* _The problem_: Extract each line of the data below exactly as written.

* _Records for this task_:
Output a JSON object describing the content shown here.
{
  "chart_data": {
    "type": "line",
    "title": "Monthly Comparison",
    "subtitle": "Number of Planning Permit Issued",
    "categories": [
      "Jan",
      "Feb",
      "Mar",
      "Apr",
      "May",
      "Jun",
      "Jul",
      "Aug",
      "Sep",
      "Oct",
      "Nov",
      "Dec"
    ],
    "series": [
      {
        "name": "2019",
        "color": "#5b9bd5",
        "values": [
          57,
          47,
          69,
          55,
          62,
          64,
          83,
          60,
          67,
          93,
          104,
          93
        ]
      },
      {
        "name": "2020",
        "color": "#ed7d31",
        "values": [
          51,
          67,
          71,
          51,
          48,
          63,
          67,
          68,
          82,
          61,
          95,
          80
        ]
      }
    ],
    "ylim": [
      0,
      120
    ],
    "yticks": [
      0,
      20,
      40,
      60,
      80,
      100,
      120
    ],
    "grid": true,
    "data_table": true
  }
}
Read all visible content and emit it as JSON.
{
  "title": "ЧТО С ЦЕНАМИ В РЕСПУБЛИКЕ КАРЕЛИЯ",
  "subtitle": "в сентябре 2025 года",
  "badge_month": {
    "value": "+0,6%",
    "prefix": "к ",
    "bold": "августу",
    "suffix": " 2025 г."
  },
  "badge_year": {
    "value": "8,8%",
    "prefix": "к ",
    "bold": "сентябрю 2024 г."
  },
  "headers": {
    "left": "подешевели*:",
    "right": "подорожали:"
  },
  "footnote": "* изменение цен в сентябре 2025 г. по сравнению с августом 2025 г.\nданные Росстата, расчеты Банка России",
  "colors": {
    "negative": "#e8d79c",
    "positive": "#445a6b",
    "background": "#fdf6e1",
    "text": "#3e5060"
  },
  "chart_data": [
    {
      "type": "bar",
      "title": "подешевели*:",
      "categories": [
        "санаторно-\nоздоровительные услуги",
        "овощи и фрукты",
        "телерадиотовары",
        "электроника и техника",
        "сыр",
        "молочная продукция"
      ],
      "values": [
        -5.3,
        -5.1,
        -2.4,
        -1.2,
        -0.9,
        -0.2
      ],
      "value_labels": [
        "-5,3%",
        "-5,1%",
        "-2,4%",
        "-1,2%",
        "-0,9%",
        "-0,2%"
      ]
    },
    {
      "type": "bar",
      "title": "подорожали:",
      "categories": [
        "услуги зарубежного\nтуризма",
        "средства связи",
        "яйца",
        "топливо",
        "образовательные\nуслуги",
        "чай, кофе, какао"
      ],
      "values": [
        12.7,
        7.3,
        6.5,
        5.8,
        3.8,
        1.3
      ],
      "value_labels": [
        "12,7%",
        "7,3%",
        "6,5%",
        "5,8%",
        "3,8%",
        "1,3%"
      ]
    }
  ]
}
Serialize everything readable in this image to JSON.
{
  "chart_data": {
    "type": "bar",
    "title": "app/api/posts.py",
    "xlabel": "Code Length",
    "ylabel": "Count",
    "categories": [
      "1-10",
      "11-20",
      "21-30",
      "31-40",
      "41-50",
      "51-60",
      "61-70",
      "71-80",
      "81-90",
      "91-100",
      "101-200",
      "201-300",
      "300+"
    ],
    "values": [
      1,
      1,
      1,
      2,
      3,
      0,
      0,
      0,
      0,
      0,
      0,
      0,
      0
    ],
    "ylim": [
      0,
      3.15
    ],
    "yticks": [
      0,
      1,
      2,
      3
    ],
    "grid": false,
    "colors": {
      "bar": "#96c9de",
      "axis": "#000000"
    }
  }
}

* _Answer to this exercise_:
Output a JSON object describing the content shown here.
{
  "chart_data": {
    "type": "line",
    "title": "Monthly Comparison",
    "subtitle": "Number of Planning Permit Issued",
    "categories": [
      "Jan",
      "Feb",
      "Mar",
      "Apr",
      "May",
      "Jun",
      "Jul",
      "Aug",
      "Sep",
      "Oct",
      "Nov",
      "Dec"
    ],
    "series": [
      {
        "name": "2019",
        "color": "#5b9bd5",
        "values": [
          57,
          47,
          69,
          55,
          62,
          64,
          83,
          60,
          67,
          93,
          104,
          93
        ]
      },
      {
        "name": "2020",
        "color": "#ed7d31",
        "values": [
          51,
          67,
          71,
          51,
          48,
          63,
          67,
          68,
          82,
          61,
          95,
          80
        ]
      }
    ],
    "ylim": [
      0,
      120
    ],
    "yticks": [
      0,
      20,
      40,
      60,
      80,
      100,
      120
    ],
    "grid": true,
    "data_table": true
  }
}
Read all visible content and emit it as JSON.
{
  "title": "ЧТО С ЦЕНАМИ В РЕСПУБЛИКЕ КАРЕЛИЯ",
  "subtitle": "в сентябре 2025 года",
  "badge_month": {
    "value": "+0,6%",
    "prefix": "к ",
    "bold": "августу",
    "suffix": " 2025 г."
  },
  "badge_year": {
    "value": "8,8%",
    "prefix": "к ",
    "bold": "сентябрю 2024 г."
  },
  "headers": {
    "left": "подешевели*:",
    "right": "подорожали:"
  },
  "footnote": "* изменение цен в сентябре 2025 г. по сравнению с августом 2025 г.\nданные Росстата, расчеты Банка России",
  "colors": {
    "negative": "#e8d79c",
    "positive": "#445a6b",
    "background": "#fdf6e1",
    "text": "#3e5060"
  },
  "chart_data": [
    {
      "type": "bar",
      "title": "подешевели*:",
      "categories": [
        "санаторно-\nоздоровительные услуги",
        "овощи и фрукты",
        "телерадиотовары",
        "электроника и техника",
        "сыр",
        "молочная продукция"
      ],
      "values": [
        -5.3,
        -5.1,
        -2.4,
        -1.2,
        -0.9,
        -0.2
      ],
      "value_labels": [
        "-5,3%",
        "-5,1%",
        "-2,4%",
        "-1,2%",
        "-0,9%",
        "-0,2%"
      ]
    },
    {
      "type": "bar",
      "title": "подорожали:",
      "categories": [
        "услуги зарубежного\nтуризма",
        "средства связи",
        "яйца",
        "топливо",
        "образовательные\nуслуги",
        "чай, кофе, какао"
      ],
      "values": [
        12.7,
        7.3,
        6.5,
        5.8,
        3.8,
        1.3
      ],
      "value_labels": [
        "12,7%",
        "7,3%",
        "6,5%",
        "5,8%",
        "3,8%",
        "1,3%"
      ]
    }
  ]
}
Serialize everything readable in this image to JSON.
{
  "chart_data": {
    "type": "bar",
    "title": "app/api/posts.py",
    "xlabel": "Code Length",
    "ylabel": "Count",
    "categories": [
      "1-10",
      "11-20",
      "21-30",
      "31-40",
      "41-50",
      "51-60",
      "61-70",
      "71-80",
      "81-90",
      "91-100",
      "101-200",
      "201-300",
      "300+"
    ],
    "values": [
      1,
      1,
      1,
      2,
      3,
      0,
      0,
      0,
      0,
      0,
      0,
      0,
      0
    ],
    "ylim": [
      0,
      3.15
    ],
    "yticks": [
      0,
      1,
      2,
      3
    ],
    "grid": false,
    "colors": {
      "bar": "#96c9de",
      "axis": "#000000"
    }
  }
}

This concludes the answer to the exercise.